BEGIN Supplied passage

The Liberia National Red Cross Society (LNRCS) is craving the extension of its ambulance service that has for the past seven months transported the sick in Monrovia and its immediate environs to other parts of the country. The initiative seeks to provide transportation services to sick people, who are in need of medical attention, especially emergencies to nearby health facilities.
Supported by the Empress Shoken Fund with a grant of US$30,000, the LNRCS also said it has ‘performed diligently’ and can boast of meeting its Ambulance Performance Target (APT) only if the service is extended to other parts of the country.
In July, 2018, LNRCS submitted a proposal, and received funding support of US$30,000 from the Empress Shoken Fund through the International Federation of the Red Cross (IFRC) to operate a ten-month ‘free ambulance service’ in Monrovia.
The service has since been freely available, and accessible to everyone everywhere in Monrovia—whether day or night.
But the LNRCS on Monday, January 21, 2019, released update on the project with a call to safeguard its future operation.
“Today, we are pleased to announce that over the past six months, significant progress has been made in safely getting the sick to health facilities through our ambulance team that has responded to 31 cases, including accident, and women in labor. Among these cases were 13 males and 18 females in Monrovia,” Red Cross Secretary General, Saybah Tamba, said at the opening of a training workshop for volunteers of the project.

END Supplied passage

Prompt | List every organization named in the article on the Red Cross ambulance service in Monrovia. You won't need the records for the task that comes next.

BEGIN Source material

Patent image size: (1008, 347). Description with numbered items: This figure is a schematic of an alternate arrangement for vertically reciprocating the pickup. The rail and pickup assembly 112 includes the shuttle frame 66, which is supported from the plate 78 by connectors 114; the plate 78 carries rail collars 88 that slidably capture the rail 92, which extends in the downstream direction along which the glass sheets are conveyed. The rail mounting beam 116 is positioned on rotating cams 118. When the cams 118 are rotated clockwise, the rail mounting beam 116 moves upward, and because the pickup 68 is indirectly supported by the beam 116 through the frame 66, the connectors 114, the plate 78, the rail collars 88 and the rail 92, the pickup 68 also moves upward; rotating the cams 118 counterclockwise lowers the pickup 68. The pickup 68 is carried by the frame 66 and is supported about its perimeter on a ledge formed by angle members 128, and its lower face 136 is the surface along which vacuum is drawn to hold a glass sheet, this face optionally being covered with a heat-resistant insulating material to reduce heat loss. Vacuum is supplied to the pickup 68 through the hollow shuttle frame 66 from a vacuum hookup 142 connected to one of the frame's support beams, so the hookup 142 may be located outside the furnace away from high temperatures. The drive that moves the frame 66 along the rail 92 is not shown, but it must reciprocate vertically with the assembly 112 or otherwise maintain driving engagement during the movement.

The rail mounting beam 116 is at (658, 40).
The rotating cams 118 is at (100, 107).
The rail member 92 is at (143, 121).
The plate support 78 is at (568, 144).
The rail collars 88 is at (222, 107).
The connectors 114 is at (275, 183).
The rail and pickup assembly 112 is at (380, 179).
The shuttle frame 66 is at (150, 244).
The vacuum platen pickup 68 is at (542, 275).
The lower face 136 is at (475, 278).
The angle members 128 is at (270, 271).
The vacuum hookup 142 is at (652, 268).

END Source material

Result for this exercise |
- Liberia National Red Cross Society (LNRCS)
- Empress Shoken Fund
- International Federation of the Red Cross (IFRC)